---------- Source data
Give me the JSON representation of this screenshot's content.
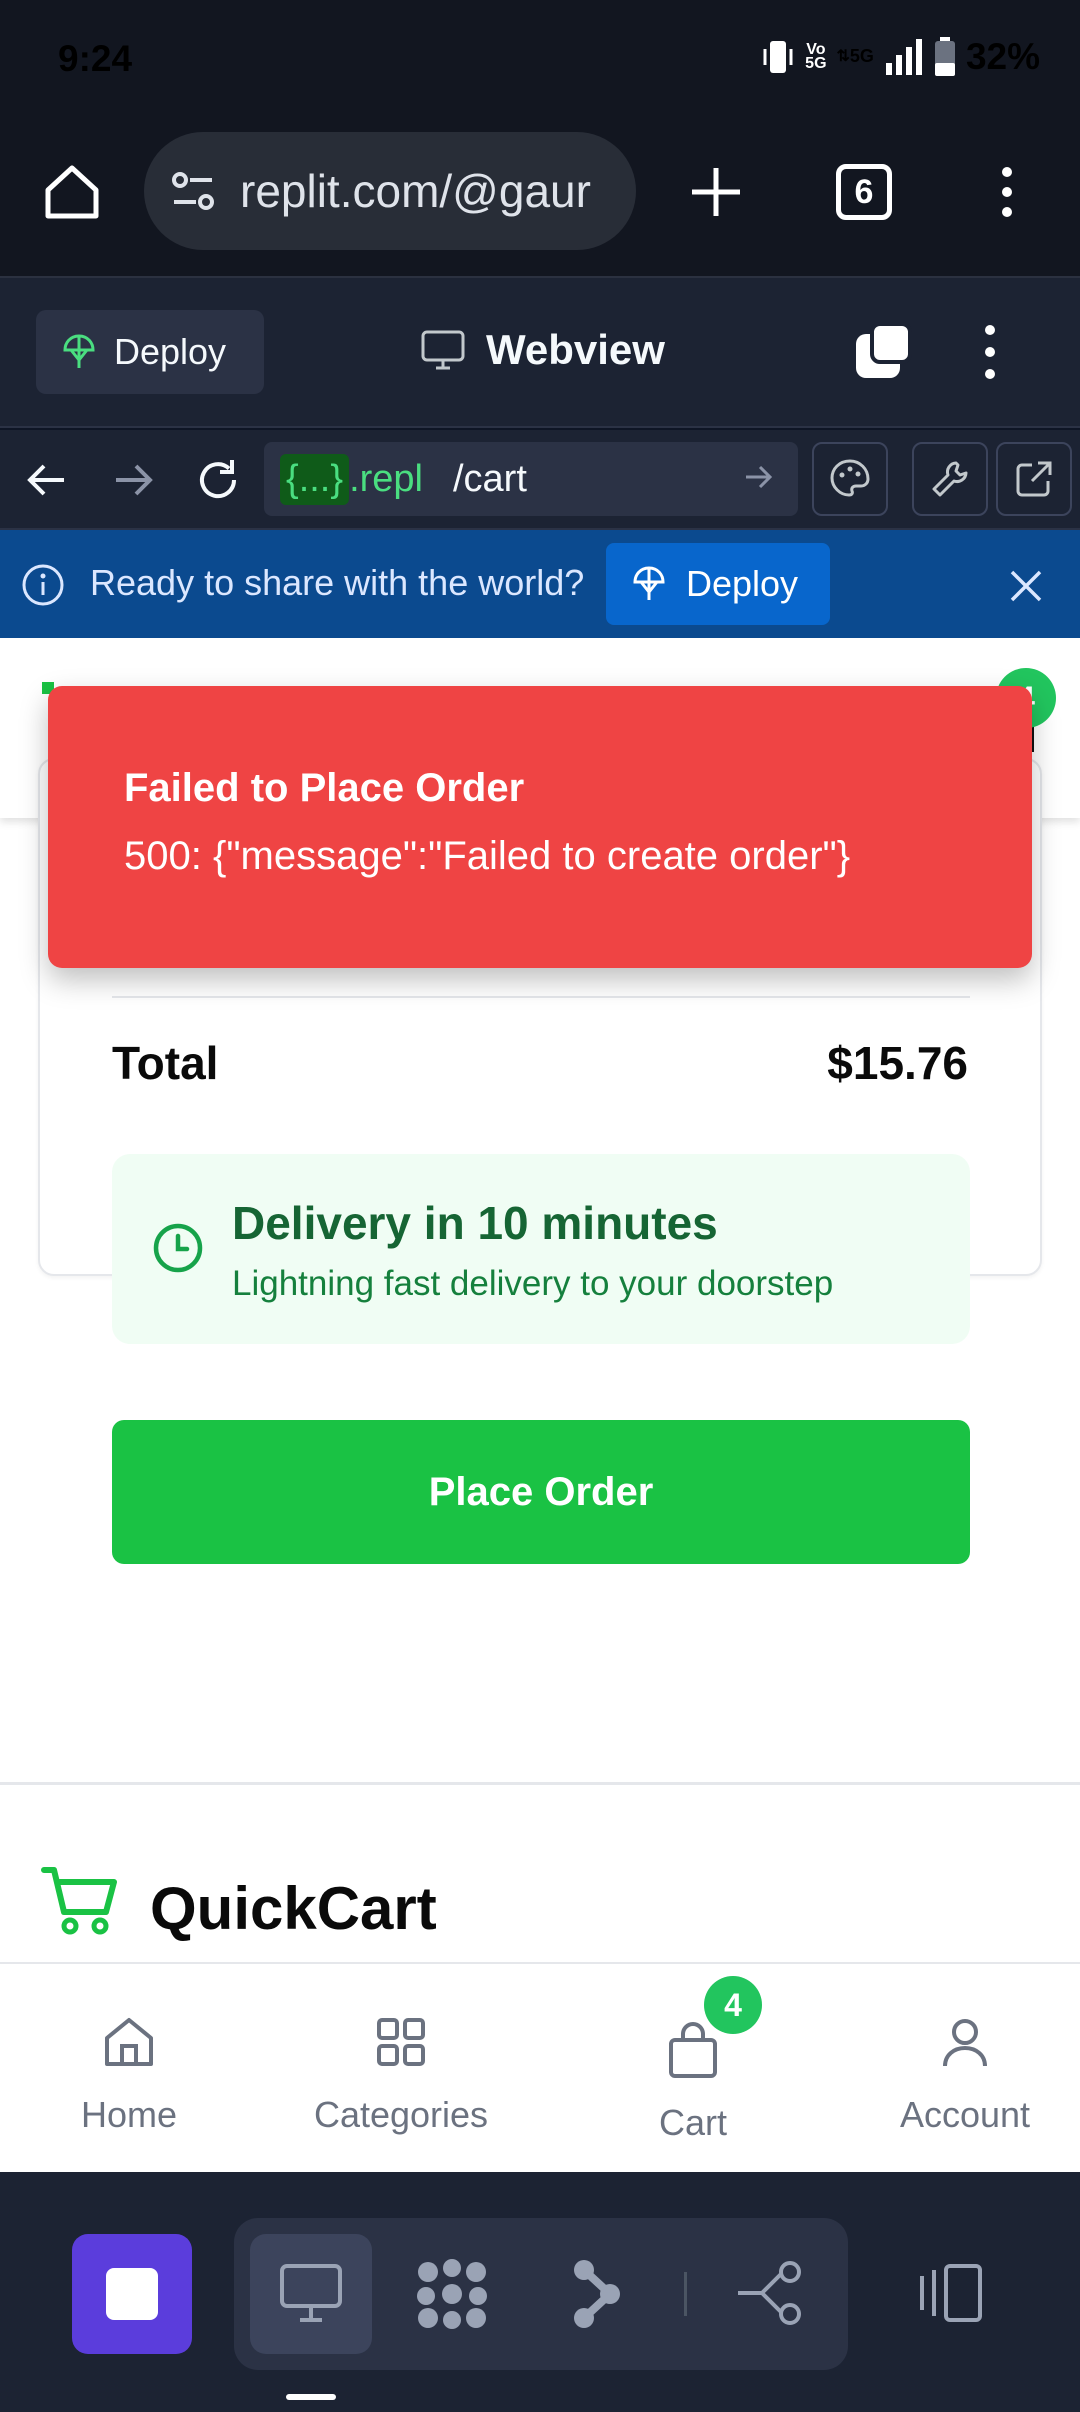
{
  "status_bar": {
    "time": "9:24",
    "network_top": "Vo",
    "network_bottom": "5G",
    "data_type": "5G",
    "battery": "32%"
  },
  "browser": {
    "url": "replit.com/@gaur",
    "tab_count": "6"
  },
  "replit": {
    "deploy_label": "Deploy",
    "webview_title": "Webview",
    "webview_host_chip": "{...}",
    "webview_host": ".repl",
    "webview_path": "/cart"
  },
  "banner": {
    "text": "Ready to share with the world?",
    "deploy_label": "Deploy"
  },
  "app": {
    "header_cart_badge": "4",
    "total_label": "Total",
    "total_value": "$15.76",
    "delivery_title": "Delivery in 10 minutes",
    "delivery_subtitle": "Lightning fast delivery to your doorstep",
    "place_order_label": "Place Order",
    "footer_brand": "QuickCart"
  },
  "toast": {
    "title": "Failed to Place Order",
    "message": "500: {\"message\":\"Failed to create order\"}"
  },
  "bottom_nav": {
    "items": [
      {
        "label": "Home",
        "icon": "home-icon"
      },
      {
        "label": "Categories",
        "icon": "grid-icon"
      },
      {
        "label": "Cart",
        "icon": "shopping-bag-icon",
        "badge": "4"
      },
      {
        "label": "Account",
        "icon": "user-icon"
      }
    ]
  },
  "colors": {
    "brand_green": "#1ac244",
    "toast_red": "#ef4444",
    "replit_dark": "#1c2333",
    "banner_blue": "#0b4a8f",
    "stop_purple": "#5b3ddc"
  }
}
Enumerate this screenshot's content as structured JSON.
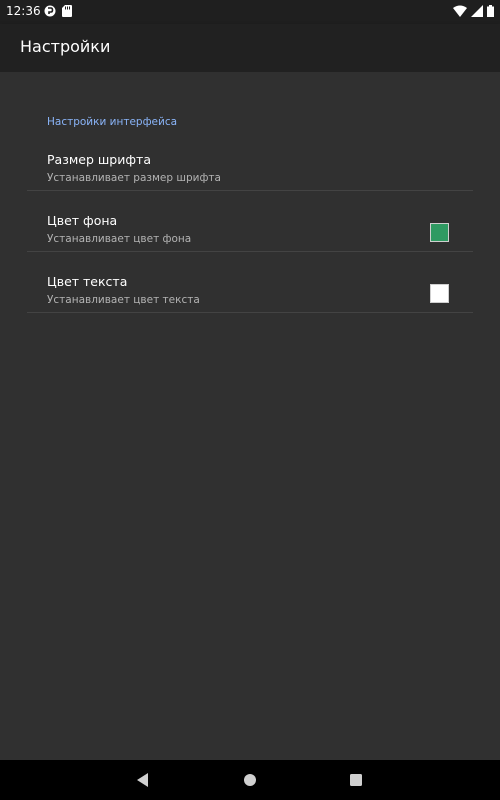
--------------------
* [Exercise details] Check each line of the entries for the string "Deploy". Copy the lines that have it.

* [Written solution]
    "deploy_label": "Deploy",
    "deploy_label": "Deploy"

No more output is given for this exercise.